*SHORT PROBLEM*. The data below should be restated word for word, with every picture omitted.

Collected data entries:
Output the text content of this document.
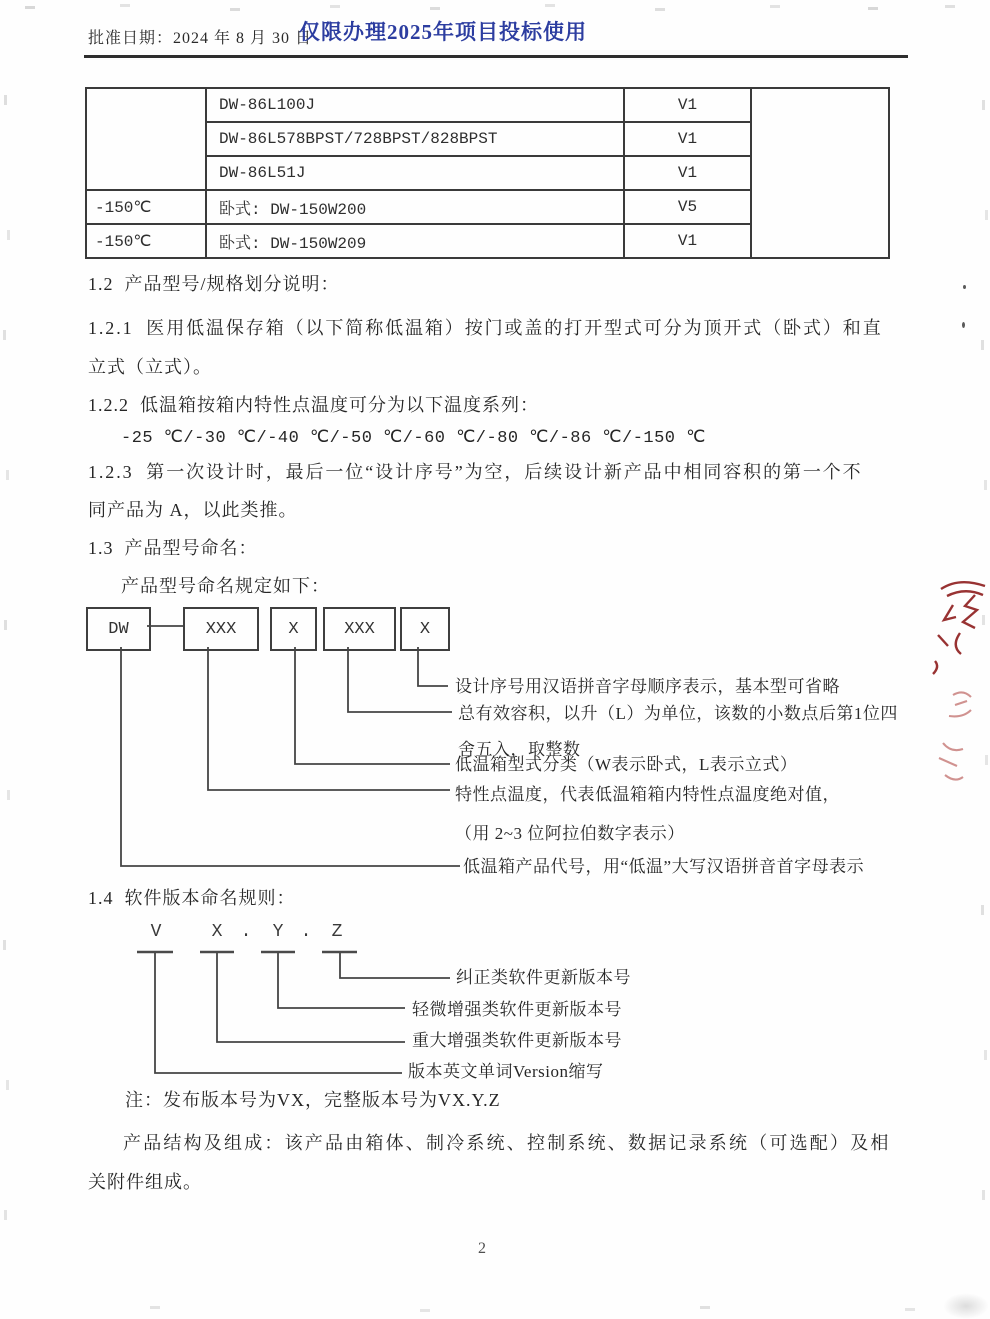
批准日期：2024 年 8 月 30 日
仅限办理2025年项目投标使用
	DW-86L100J	V1	
	DW-86L578BPST/728BPST/828BPST	V1	
	DW-86L51J	V1	
-150℃	卧式: DW-150W200	V5	
-150℃	卧式: DW-150W209	V1	
1.2  产品型号/规格划分说明：
1.2.1  医用低温保存箱（以下简称低温箱）按门或盖的打开型式可分为顶开式（卧式）和直
立式（立式）。
1.2.2  低温箱按箱内特性点温度可分为以下温度系列：
-25 ℃/-30 ℃/-40 ℃/-50 ℃/-60 ℃/-80 ℃/-86 ℃/-150 ℃
1.2.3  第一次设计时，最后一位“设计序号”为空，后续设计新产品中相同容积的第一个不
同产品为 A，以此类推。
1.3  产品型号命名：
产品型号命名规定如下：
DW	XXX	X	XXX	X
设计序号用汉语拼音字母顺序表示，基本型可省略
总有效容积，以升（L）为单位，该数的小数点后第1位四
舍五入，取整数
低温箱型式分类（W表示卧式，L表示立式）
特性点温度，代表低温箱箱内特性点温度绝对值，
（用 2~3 位阿拉伯数字表示）
低温箱产品代号，用“低温”大写汉语拼音首字母表示
1.4  软件版本命名规则：
V	X . Y . Z
纠正类软件更新版本号
轻微增强类软件更新版本号
重大增强类软件更新版本号
版本英文单词Version缩写
注：发布版本号为VX，完整版本号为VX.Y.Z
产品结构及组成：该产品由箱体、制冷系统、控制系统、数据记录系统（可选配）及相
关附件组成。
2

*WRITTEN REPLY*.
Output the text content of this document.
批准日期：2024 年 8 月 30 日
仅限办理2025年项目投标使用
	DW-86L100J	V1	
	DW-86L578BPST/728BPST/828BPST	V1	
	DW-86L51J	V1	
-150℃	卧式: DW-150W200	V5	
-150℃	卧式: DW-150W209	V1	
1.2  产品型号/规格划分说明：
1.2.1  医用低温保存箱（以下简称低温箱）按门或盖的打开型式可分为顶开式（卧式）和直
立式（立式）。
1.2.2  低温箱按箱内特性点温度可分为以下温度系列：
-25 ℃/-30 ℃/-40 ℃/-50 ℃/-60 ℃/-80 ℃/-86 ℃/-150 ℃
1.2.3  第一次设计时，最后一位“设计序号”为空，后续设计新产品中相同容积的第一个不
同产品为 A，以此类推。
1.3  产品型号命名：
产品型号命名规定如下：
DW	XXX	X	XXX	X
设计序号用汉语拼音字母顺序表示，基本型可省略
总有效容积，以升（L）为单位，该数的小数点后第1位四
舍五入，取整数
低温箱型式分类（W表示卧式，L表示立式）
特性点温度，代表低温箱箱内特性点温度绝对值，
（用 2~3 位阿拉伯数字表示）
低温箱产品代号，用“低温”大写汉语拼音首字母表示
1.4  软件版本命名规则：
V	X . Y . Z
纠正类软件更新版本号
轻微增强类软件更新版本号
重大增强类软件更新版本号
版本英文单词Version缩写
注：发布版本号为VX，完整版本号为VX.Y.Z
产品结构及组成：该产品由箱体、制冷系统、控制系统、数据记录系统（可选配）及相
关附件组成。
2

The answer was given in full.